| What to produce |
Count how many lines include "сильная" and answer with that number only.

[Extracted data entries]
** BEGIN **
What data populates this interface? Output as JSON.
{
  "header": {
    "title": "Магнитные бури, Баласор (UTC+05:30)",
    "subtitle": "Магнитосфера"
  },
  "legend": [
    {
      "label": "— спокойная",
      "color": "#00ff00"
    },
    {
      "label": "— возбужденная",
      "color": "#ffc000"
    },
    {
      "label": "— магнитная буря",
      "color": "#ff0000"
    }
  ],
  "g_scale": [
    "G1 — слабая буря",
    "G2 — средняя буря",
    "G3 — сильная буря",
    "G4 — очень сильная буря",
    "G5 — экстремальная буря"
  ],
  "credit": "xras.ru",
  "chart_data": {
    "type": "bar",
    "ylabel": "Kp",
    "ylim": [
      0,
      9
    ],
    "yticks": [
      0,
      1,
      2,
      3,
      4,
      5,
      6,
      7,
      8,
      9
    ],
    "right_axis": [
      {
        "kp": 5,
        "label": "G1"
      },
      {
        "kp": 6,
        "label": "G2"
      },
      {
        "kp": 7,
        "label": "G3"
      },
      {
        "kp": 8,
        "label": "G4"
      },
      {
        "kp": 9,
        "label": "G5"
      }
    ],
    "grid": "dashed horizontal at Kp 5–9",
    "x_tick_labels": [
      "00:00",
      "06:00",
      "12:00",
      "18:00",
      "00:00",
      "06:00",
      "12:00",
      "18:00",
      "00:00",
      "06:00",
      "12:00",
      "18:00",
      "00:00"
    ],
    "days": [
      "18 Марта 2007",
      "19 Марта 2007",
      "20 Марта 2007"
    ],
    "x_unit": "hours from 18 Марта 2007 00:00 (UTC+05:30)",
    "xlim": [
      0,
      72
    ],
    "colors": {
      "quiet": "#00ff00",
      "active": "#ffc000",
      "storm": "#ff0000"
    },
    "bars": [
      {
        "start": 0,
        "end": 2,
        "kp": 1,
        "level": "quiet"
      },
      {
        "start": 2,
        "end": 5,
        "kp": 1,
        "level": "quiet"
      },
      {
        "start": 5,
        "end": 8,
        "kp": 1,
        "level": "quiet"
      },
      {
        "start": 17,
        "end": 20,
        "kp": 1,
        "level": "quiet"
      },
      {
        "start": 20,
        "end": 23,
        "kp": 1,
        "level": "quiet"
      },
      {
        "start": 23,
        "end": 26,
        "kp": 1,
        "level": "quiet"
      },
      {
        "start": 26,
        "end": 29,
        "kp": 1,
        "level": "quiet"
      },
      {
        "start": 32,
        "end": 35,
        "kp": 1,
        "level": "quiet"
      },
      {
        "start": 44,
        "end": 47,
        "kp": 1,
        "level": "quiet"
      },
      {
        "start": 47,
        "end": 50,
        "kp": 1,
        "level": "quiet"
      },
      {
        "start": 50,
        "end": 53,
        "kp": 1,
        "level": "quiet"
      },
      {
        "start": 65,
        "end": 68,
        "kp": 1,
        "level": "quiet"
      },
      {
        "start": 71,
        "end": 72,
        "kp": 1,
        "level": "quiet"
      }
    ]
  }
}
** END **
| Solution to this problem |
2